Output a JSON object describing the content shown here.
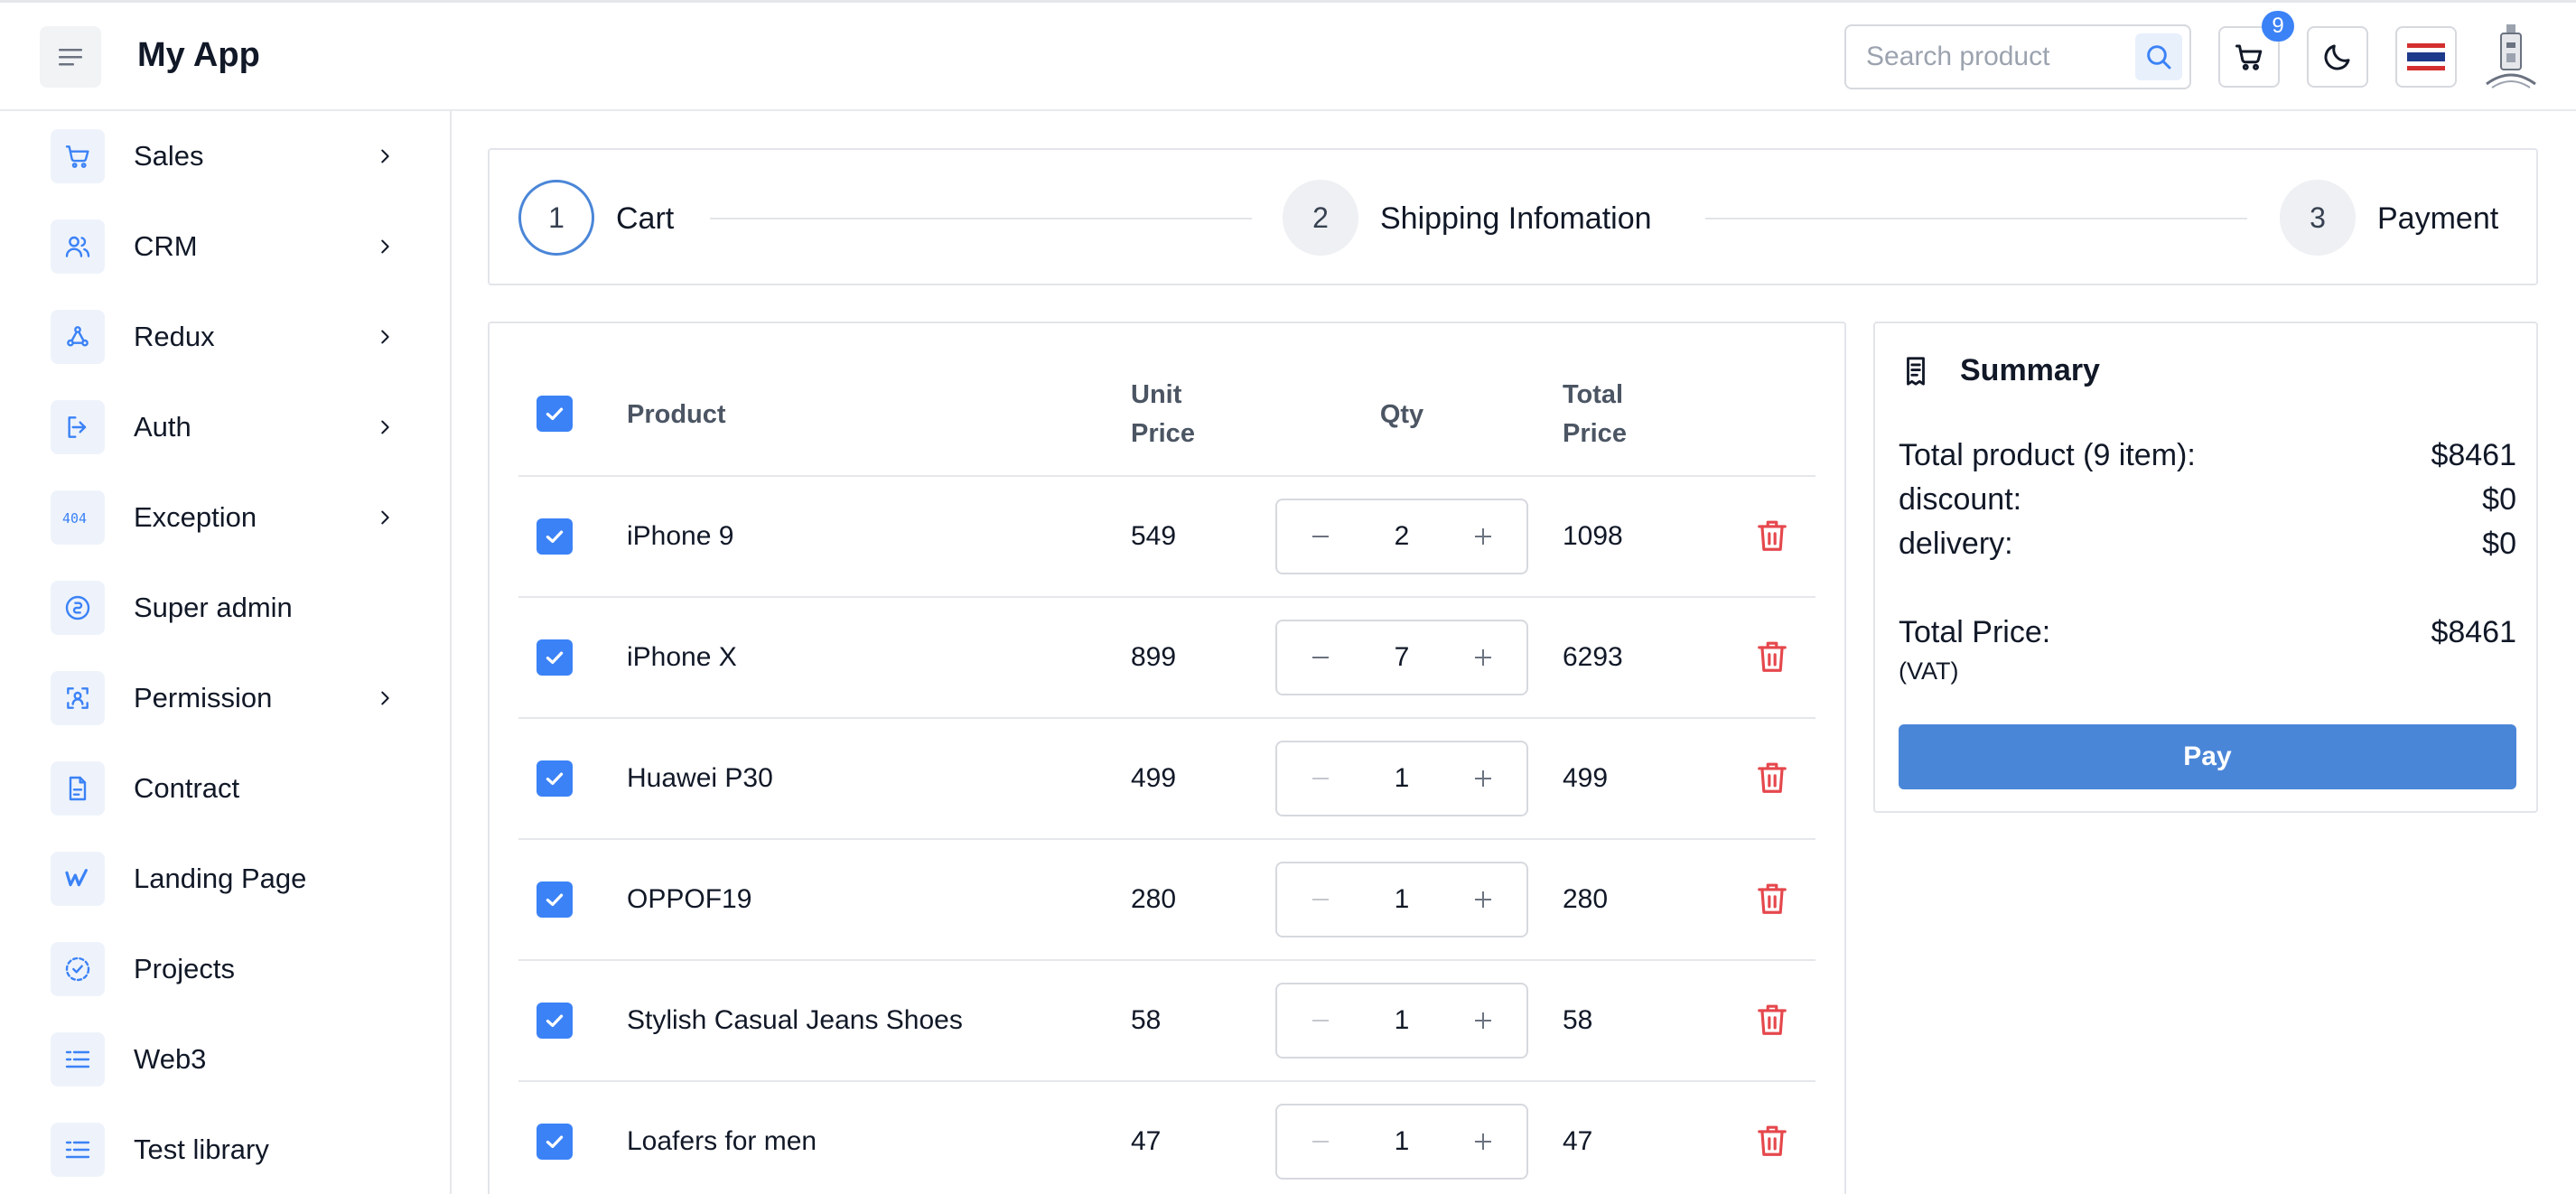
{
  "header": {
    "app_title": "My App",
    "search_placeholder": "Search product",
    "cart_badge": "9",
    "icons": {
      "menu": "hamburger-icon",
      "search": "search-icon",
      "cart": "cart-icon",
      "theme": "moon-icon",
      "language": "thai-flag-icon",
      "avatar": "avatar-image"
    }
  },
  "sidebar": {
    "items": [
      {
        "label": "Sales",
        "icon": "cart-icon",
        "has_children": true
      },
      {
        "label": "CRM",
        "icon": "users-icon",
        "has_children": true
      },
      {
        "label": "Redux",
        "icon": "redux-icon",
        "has_children": true
      },
      {
        "label": "Auth",
        "icon": "login-icon",
        "has_children": true
      },
      {
        "label": "Exception",
        "icon": "404-icon",
        "has_children": true
      },
      {
        "label": "Super admin",
        "icon": "super-admin-icon",
        "has_children": false
      },
      {
        "label": "Permission",
        "icon": "permission-icon",
        "has_children": true
      },
      {
        "label": "Contract",
        "icon": "document-icon",
        "has_children": false
      },
      {
        "label": "Landing Page",
        "icon": "webflow-icon",
        "has_children": false
      },
      {
        "label": "Projects",
        "icon": "dashed-check-icon",
        "has_children": false
      },
      {
        "label": "Web3",
        "icon": "list-icon",
        "has_children": false
      },
      {
        "label": "Test library",
        "icon": "list-icon",
        "has_children": false
      }
    ]
  },
  "stepper": {
    "steps": [
      {
        "number": "1",
        "label": "Cart",
        "active": true
      },
      {
        "number": "2",
        "label": "Shipping Infomation",
        "active": false
      },
      {
        "number": "3",
        "label": "Payment",
        "active": false
      }
    ]
  },
  "cart": {
    "headers": {
      "product": "Product",
      "unit_price_1": "Unit",
      "unit_price_2": "Price",
      "qty": "Qty",
      "total_price_1": "Total",
      "total_price_2": "Price"
    },
    "rows": [
      {
        "product": "iPhone 9",
        "unit_price": "549",
        "qty": "2",
        "total": "1098",
        "checked": true
      },
      {
        "product": "iPhone X",
        "unit_price": "899",
        "qty": "7",
        "total": "6293",
        "checked": true
      },
      {
        "product": "Huawei P30",
        "unit_price": "499",
        "qty": "1",
        "total": "499",
        "checked": true
      },
      {
        "product": "OPPOF19",
        "unit_price": "280",
        "qty": "1",
        "total": "280",
        "checked": true
      },
      {
        "product": "Stylish Casual Jeans Shoes",
        "unit_price": "58",
        "qty": "1",
        "total": "58",
        "checked": true
      },
      {
        "product": "Loafers for men",
        "unit_price": "47",
        "qty": "1",
        "total": "47",
        "checked": true
      }
    ]
  },
  "summary": {
    "title": "Summary",
    "total_product_label": "Total product (9 item):",
    "total_product_value": "$8461",
    "discount_label": "discount:",
    "discount_value": "$0",
    "delivery_label": "delivery:",
    "delivery_value": "$0",
    "total_price_label": "Total Price:",
    "total_price_value": "$8461",
    "vat_label": "(VAT)",
    "pay_label": "Pay"
  },
  "colors": {
    "accent": "#3b82f6",
    "button": "#4a86d8",
    "danger": "#e5484d",
    "icon_bg": "#eef3fb"
  }
}
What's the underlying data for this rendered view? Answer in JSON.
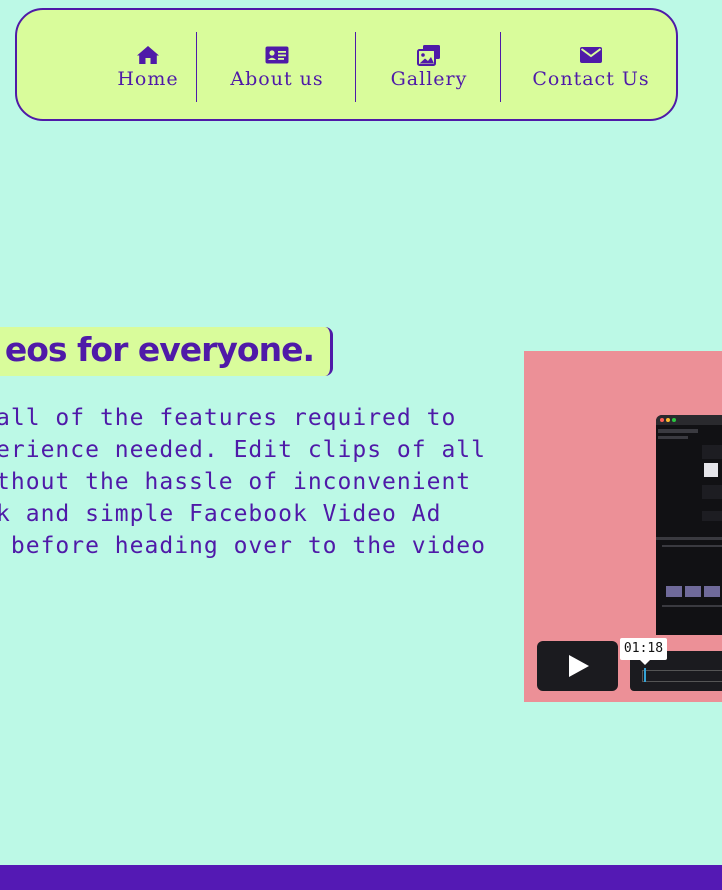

□ □ □ □ □

→ **To do**
Set out every line from the material that contains the string "JSON".

→ **Output of the exercise**
Output a JSON object describing the content shown here.
What's the underlying data for this rendered view? Answer in JSON.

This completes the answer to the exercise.